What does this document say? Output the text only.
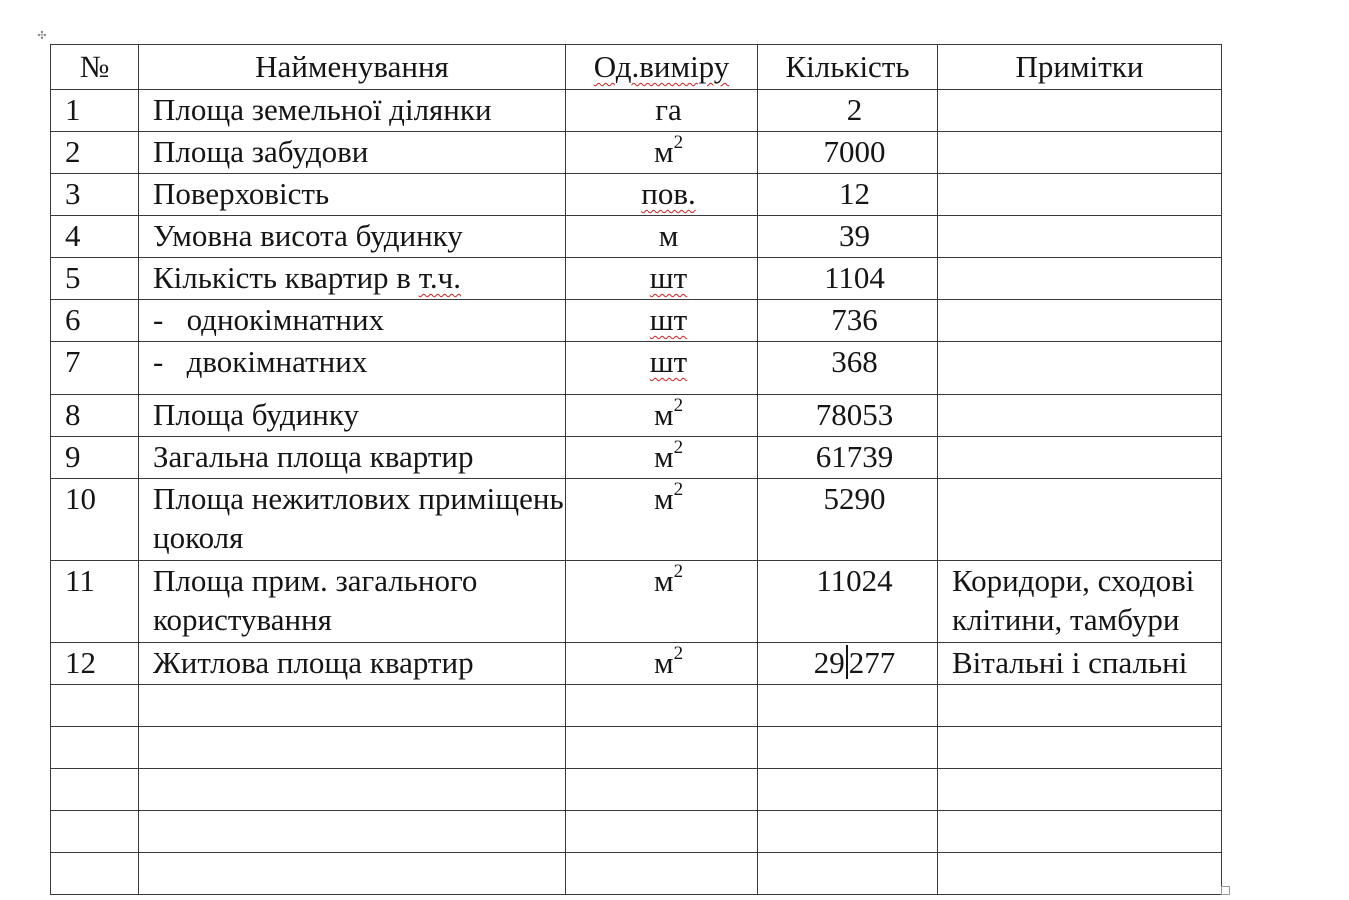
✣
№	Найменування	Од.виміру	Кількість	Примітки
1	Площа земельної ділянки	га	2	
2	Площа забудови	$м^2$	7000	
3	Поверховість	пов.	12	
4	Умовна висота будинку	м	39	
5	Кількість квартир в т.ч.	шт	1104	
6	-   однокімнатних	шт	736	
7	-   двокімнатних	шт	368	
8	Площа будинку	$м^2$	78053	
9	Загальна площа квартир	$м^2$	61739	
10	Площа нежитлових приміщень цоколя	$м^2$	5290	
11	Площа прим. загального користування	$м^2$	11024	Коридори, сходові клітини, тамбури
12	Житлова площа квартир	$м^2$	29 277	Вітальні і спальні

# SET PROBLEM:
Copy out each record shown above without alteration, skipping any picture.

# EXERCISE RESULT:
What does this document say? Output the text only.
✣
№	Найменування	Од.виміру	Кількість	Примітки
1	Площа земельної ділянки	га	2	
2	Площа забудови	$м^2$	7000	
3	Поверховість	пов.	12	
4	Умовна висота будинку	м	39	
5	Кількість квартир в т.ч.	шт	1104	
6	-   однокімнатних	шт	736	
7	-   двокімнатних	шт	368	
8	Площа будинку	$м^2$	78053	
9	Загальна площа квартир	$м^2$	61739	
10	Площа нежитлових приміщень цоколя	$м^2$	5290	
11	Площа прим. загального користування	$м^2$	11024	Коридори, сходові клітини, тамбури
12	Житлова площа квартир	$м^2$	29 277	Вітальні і спальні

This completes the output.